- [GESTELLTE AUFGABE 1]: Geben Sie den Absatz im Textabschnitt, der mit „Kinnock: 52 Prozent“ beginnt, als kurze Stichpunktliste mit seinen wichtigsten Fakten wieder.

- [TEXTABSCHNITT]:
ZEIT ONLINE: Sie und
die anderen 639 Abgeordneten haben eine enorme Verantwortung. Wenn
Sie mit Nein stimmen, riskieren Sie eine Fortführung des Chaos im
Vereinten Königreich. Haben Sie keine Angst vor den Konsequenzen?

Kinnock: 52 Prozent
der Bevölkerung haben vor zweieinhalb Jahren für Leave gestimmt.
Das müssen wir akzeptieren. Aber ich als Abgeordneter muss deswegen
nicht einem Plan zustimmen, der das Chaos nur verlängern würde. Es
braucht eine neue Lösung, einen Kompromiss. Deswegen habe ich
gemeinsam mit Abgeordneten anderer Parteien ein alternatives Modell
erarbeitet. Wir nennen es Common Market 2.0.

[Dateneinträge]

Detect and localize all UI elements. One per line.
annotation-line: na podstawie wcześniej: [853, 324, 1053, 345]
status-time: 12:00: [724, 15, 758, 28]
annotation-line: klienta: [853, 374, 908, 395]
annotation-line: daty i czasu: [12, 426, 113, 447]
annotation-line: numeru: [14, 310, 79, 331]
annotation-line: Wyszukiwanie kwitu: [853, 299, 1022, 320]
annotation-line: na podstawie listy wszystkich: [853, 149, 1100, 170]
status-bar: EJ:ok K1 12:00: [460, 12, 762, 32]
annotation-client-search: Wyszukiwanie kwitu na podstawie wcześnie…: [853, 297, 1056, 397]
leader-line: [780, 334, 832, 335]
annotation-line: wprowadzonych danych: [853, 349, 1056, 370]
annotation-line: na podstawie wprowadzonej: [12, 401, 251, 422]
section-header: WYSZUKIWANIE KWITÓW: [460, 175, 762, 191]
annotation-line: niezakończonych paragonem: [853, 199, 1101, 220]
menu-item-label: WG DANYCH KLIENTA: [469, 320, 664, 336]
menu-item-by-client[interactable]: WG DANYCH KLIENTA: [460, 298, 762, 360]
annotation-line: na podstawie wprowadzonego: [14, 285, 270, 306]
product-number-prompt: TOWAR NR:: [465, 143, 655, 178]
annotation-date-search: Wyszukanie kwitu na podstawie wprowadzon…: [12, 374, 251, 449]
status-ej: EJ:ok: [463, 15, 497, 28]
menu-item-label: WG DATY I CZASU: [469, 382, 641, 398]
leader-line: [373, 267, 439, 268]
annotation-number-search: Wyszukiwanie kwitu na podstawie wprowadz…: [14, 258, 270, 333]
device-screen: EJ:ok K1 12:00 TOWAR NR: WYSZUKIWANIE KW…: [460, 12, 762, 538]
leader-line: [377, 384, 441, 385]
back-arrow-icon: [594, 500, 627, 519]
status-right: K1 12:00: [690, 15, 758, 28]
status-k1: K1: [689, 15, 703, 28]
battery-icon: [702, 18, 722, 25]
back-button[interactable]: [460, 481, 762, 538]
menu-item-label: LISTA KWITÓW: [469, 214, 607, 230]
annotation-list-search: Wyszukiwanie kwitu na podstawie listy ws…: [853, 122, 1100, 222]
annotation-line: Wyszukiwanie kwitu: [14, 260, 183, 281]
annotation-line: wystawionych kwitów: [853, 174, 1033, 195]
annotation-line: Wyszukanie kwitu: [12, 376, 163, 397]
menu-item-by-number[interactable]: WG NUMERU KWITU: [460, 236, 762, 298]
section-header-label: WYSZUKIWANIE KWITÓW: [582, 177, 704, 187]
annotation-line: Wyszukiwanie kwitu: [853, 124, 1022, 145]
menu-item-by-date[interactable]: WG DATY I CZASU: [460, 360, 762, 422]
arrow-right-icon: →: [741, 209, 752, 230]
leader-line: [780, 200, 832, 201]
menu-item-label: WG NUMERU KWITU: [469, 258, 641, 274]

- [GESTELLTE AUFGABE 2]: Bitte schreiben Sie aus der Auflistung alles vom Anfang bis einschließlich der Zeile mit „status-ej: EJ:ok: [463, 15, 497, 28]“ Wort für Wort ab.

- [RICHTIGE ANTWORT 1]:
- 52 Prozent der Bevölkerung haben vor zweieinhalb Jahren für Leave gestimmt; das muss akzeptiert werden.
- Als Abgeordneter muss Kinnock deshalb keinem Plan zustimmen, der das Chaos nur verlängern würde.
- Es braucht eine neue Lösung, einen Kompromiss.
- Deshalb wurde gemeinsam mit Abgeordneten anderer Parteien ein alternatives Modell erarbeitet: Common Market 2.0.

- [RICHTIGE ANTWORT 2]:
Detect and localize all UI elements. One per line.
annotation-line: na podstawie wcześniej: [853, 324, 1053, 345]
status-time: 12:00: [724, 15, 758, 28]
annotation-line: klienta: [853, 374, 908, 395]
annotation-line: daty i czasu: [12, 426, 113, 447]
annotation-line: numeru: [14, 310, 79, 331]
annotation-line: Wyszukiwanie kwitu: [853, 299, 1022, 320]
annotation-line: na podstawie listy wszystkich: [853, 149, 1100, 170]
status-bar: EJ:ok K1 12:00: [460, 12, 762, 32]
annotation-client-search: Wyszukiwanie kwitu na podstawie wcześnie…: [853, 297, 1056, 397]
leader-line: [780, 334, 832, 335]
annotation-line: wprowadzonych danych: [853, 349, 1056, 370]
annotation-line: na podstawie wprowadzonej: [12, 401, 251, 422]
section-header: WYSZUKIWANIE KWITÓW: [460, 175, 762, 191]
annotation-line: niezakończonych paragonem: [853, 199, 1101, 220]
menu-item-label: WG DANYCH KLIENTA: [469, 320, 664, 336]
menu-item-by-client[interactable]: WG DANYCH KLIENTA: [460, 298, 762, 360]
annotation-line: na podstawie wprowadzonego: [14, 285, 270, 306]
product-number-prompt: TOWAR NR:: [465, 143, 655, 178]
annotation-date-search: Wyszukanie kwitu na podstawie wprowadzon…: [12, 374, 251, 449]
status-ej: EJ:ok: [463, 15, 497, 28]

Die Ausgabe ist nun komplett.